- [Your instructions]
Nothing but the lines from the one containing "Transcribe this image's" to the end of the data should be returned, each exactly as written.

- [Records supplied]
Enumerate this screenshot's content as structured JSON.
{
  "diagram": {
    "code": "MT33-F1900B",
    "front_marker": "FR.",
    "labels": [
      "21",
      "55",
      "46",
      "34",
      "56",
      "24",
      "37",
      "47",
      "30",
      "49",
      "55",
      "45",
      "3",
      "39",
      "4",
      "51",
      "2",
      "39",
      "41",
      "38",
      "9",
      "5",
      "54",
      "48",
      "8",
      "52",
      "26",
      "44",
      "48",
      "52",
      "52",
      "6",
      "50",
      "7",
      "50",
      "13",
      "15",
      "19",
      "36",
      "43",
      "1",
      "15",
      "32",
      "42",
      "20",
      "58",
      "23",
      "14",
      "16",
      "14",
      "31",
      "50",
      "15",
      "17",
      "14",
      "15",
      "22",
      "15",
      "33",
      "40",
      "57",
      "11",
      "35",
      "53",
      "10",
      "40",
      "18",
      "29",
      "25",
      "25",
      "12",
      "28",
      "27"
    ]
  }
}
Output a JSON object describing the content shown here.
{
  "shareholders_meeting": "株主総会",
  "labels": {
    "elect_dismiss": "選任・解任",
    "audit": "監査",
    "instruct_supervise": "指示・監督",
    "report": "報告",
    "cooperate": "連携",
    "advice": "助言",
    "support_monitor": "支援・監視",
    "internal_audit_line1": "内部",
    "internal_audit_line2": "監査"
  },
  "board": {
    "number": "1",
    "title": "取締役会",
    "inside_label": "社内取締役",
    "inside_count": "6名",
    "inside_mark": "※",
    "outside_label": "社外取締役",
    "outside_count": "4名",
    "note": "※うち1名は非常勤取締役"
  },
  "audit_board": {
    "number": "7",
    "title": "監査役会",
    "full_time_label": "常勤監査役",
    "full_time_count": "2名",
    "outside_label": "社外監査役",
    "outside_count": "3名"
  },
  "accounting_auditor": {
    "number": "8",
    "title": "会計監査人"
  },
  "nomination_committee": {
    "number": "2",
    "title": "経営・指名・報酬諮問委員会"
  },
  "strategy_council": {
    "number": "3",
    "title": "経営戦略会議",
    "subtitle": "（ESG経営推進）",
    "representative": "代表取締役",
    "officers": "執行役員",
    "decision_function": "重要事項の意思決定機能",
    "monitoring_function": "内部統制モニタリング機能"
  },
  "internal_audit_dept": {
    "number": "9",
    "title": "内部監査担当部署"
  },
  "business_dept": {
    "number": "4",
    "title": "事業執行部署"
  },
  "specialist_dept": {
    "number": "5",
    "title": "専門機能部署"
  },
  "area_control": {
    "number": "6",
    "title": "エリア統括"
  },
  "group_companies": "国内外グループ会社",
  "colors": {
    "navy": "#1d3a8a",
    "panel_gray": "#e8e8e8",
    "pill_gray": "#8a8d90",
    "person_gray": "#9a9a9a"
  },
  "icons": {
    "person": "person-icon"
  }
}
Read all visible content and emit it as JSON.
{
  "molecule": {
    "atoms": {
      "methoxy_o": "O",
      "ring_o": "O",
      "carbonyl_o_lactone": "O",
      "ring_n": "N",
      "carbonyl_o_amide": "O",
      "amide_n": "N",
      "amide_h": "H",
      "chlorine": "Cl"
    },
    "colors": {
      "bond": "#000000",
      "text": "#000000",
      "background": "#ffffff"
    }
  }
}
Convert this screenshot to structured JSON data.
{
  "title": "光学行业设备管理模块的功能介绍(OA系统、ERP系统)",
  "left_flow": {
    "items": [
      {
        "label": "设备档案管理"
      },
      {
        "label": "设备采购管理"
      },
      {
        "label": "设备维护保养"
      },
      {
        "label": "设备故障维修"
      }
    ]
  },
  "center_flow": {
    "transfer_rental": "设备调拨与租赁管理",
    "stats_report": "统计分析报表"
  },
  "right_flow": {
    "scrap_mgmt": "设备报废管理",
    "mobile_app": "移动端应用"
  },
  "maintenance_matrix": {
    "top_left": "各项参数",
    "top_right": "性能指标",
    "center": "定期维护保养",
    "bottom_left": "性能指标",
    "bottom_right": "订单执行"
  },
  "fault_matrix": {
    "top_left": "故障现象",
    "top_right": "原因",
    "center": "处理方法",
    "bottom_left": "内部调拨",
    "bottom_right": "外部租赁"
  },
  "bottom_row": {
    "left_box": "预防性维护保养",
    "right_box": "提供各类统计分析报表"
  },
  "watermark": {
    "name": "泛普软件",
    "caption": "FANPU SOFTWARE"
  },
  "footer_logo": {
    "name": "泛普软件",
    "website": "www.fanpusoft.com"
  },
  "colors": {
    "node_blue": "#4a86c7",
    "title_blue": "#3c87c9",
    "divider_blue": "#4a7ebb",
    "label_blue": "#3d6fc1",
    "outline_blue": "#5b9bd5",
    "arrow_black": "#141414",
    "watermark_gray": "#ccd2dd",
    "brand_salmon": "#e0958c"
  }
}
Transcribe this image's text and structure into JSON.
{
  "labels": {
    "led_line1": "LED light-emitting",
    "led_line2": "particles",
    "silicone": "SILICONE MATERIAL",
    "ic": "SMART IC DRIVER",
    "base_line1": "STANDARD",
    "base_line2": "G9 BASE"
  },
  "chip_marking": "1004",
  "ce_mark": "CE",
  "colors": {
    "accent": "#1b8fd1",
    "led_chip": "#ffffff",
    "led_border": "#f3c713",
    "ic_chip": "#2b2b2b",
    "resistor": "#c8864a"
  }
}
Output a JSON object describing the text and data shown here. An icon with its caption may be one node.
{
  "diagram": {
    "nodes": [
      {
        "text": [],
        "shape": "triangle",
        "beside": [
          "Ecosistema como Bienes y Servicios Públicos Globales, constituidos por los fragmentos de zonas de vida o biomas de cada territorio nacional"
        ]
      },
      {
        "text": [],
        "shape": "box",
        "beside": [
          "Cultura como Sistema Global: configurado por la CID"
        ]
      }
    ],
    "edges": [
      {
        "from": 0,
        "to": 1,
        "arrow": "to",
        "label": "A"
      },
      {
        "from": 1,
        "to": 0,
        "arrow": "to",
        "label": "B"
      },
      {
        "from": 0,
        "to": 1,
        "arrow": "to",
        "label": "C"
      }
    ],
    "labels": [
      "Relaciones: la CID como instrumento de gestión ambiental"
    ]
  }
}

- [Written response]
Transcribe this image's text and structure into JSON.
{
  "labels": {
    "led_line1": "LED light-emitting",
    "led_line2": "particles",
    "silicone": "SILICONE MATERIAL",
    "ic": "SMART IC DRIVER",
    "base_line1": "STANDARD",
    "base_line2": "G9 BASE"
  },
  "chip_marking": "1004",
  "ce_mark": "CE",
  "colors": {
    "accent": "#1b8fd1",
    "led_chip": "#ffffff",
    "led_border": "#f3c713",
    "ic_chip": "#2b2b2b",
    "resistor": "#c8864a"
  }
}
Output a JSON object describing the text and data shown here. An icon with its caption may be one node.
{
  "diagram": {
    "nodes": [
      {
        "text": [],
        "shape": "triangle",
        "beside": [
          "Ecosistema como Bienes y Servicios Públicos Globales, constituidos por los fragmentos de zonas de vida o biomas de cada territorio nacional"
        ]
      },
      {
        "text": [],
        "shape": "box",
        "beside": [
          "Cultura como Sistema Global: configurado por la CID"
        ]
      }
    ],
    "edges": [
      {
        "from": 0,
        "to": 1,
        "arrow": "to",
        "label": "A"
      },
      {
        "from": 1,
        "to": 0,
        "arrow": "to",
        "label": "B"
      },
      {
        "from": 0,
        "to": 1,
        "arrow": "to",
        "label": "C"
      }
    ],
    "labels": [
      "Relaciones: la CID como instrumento de gestión ambiental"
    ]
  }
}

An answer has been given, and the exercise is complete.